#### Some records
════════════════════

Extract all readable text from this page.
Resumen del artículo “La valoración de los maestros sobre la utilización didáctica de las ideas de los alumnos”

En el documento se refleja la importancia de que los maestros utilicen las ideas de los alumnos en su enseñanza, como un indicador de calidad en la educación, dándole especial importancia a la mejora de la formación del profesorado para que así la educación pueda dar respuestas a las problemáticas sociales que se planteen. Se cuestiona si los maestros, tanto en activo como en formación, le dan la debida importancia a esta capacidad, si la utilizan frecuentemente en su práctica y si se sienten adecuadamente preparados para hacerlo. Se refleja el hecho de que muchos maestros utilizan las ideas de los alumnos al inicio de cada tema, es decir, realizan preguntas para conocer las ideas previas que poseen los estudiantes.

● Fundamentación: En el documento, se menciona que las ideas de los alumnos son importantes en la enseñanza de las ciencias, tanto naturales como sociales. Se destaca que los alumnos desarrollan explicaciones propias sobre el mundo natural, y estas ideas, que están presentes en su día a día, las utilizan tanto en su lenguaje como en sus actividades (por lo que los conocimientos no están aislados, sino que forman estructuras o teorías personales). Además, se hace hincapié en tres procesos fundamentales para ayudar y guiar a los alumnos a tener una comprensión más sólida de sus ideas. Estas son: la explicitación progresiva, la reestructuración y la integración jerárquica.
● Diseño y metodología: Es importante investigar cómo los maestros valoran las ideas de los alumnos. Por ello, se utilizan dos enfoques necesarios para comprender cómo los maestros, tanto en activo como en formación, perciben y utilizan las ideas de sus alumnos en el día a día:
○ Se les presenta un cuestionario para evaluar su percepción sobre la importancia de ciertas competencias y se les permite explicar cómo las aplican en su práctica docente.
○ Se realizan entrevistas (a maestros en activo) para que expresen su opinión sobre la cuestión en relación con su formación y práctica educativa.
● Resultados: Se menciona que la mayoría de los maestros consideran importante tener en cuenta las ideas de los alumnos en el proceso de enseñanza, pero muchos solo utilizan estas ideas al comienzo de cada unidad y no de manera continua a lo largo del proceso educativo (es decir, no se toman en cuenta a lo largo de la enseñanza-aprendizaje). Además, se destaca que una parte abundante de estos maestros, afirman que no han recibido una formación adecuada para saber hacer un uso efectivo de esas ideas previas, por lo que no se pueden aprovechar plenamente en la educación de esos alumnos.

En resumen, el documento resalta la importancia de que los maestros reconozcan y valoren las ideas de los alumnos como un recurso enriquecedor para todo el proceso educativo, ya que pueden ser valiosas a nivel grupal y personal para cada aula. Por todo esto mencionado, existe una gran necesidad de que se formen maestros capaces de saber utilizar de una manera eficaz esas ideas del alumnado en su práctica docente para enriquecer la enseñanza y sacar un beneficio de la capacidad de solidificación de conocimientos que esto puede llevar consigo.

════════════════════

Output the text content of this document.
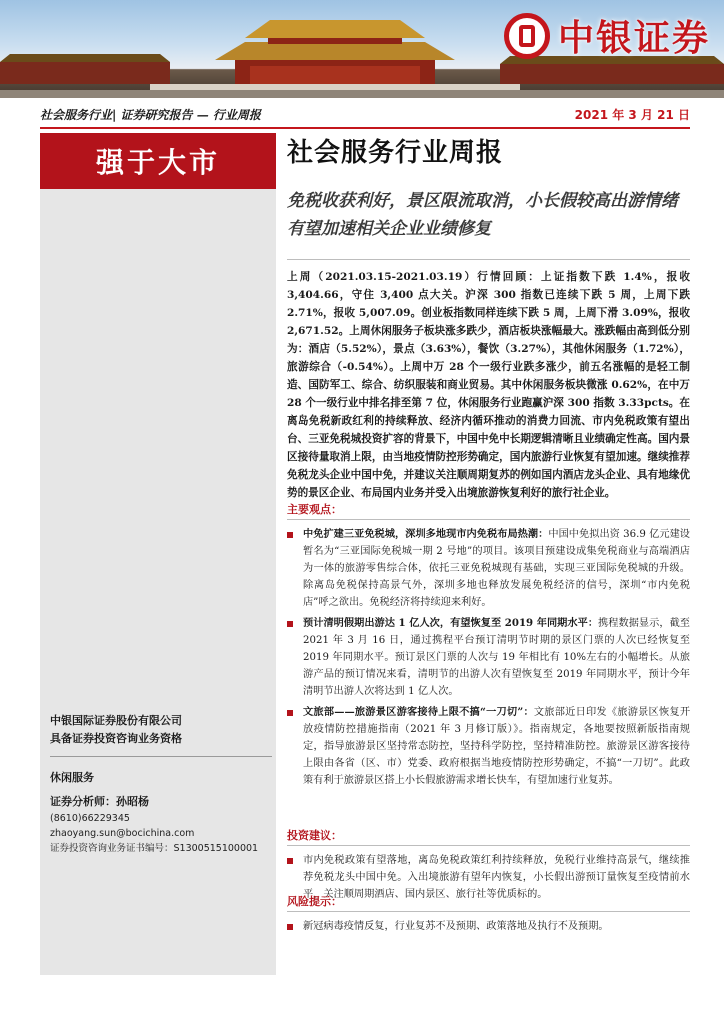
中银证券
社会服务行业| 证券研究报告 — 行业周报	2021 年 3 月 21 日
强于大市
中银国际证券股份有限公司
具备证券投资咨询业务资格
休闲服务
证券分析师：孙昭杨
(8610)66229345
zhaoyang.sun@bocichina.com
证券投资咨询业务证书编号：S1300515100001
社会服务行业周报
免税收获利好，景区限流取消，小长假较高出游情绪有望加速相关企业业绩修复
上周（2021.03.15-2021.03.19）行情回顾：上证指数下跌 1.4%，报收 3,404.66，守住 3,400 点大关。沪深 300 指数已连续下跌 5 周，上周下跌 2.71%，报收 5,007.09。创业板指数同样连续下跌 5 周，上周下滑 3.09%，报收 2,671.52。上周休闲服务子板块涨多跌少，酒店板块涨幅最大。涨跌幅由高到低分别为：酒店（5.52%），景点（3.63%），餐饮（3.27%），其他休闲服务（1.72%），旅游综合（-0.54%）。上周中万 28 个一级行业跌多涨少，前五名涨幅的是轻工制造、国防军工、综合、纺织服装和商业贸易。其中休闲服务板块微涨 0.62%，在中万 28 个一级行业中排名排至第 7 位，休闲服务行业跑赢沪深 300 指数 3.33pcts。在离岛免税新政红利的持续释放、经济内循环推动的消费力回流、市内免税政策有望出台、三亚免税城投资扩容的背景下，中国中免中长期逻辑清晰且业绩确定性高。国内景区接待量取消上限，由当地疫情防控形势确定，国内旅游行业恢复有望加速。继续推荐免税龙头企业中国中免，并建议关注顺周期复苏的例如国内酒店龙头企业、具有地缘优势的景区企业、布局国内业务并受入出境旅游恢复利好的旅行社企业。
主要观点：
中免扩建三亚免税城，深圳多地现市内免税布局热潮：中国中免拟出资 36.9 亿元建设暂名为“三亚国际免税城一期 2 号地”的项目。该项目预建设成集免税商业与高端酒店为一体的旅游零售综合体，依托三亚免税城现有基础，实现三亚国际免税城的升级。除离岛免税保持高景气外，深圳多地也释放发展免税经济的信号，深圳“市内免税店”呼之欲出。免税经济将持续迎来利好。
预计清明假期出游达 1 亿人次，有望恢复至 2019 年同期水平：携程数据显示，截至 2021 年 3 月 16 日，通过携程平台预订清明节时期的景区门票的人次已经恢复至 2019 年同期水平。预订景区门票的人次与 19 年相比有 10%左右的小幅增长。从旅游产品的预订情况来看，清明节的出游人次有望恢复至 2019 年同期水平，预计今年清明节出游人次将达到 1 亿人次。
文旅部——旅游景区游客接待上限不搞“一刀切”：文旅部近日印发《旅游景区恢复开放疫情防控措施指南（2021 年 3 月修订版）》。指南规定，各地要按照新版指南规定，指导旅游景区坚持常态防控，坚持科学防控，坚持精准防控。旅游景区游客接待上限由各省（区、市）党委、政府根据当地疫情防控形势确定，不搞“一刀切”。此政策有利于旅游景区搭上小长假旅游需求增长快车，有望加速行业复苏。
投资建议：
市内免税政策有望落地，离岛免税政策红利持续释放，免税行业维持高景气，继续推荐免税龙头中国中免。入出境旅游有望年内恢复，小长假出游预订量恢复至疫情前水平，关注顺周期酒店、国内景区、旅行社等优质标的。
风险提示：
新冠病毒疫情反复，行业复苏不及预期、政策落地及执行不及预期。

════════════════════

#### Problem details
Reproduce each line holding the word "this".

#### Correct answer
Extract all readable text from this page.
Output the text content of this document.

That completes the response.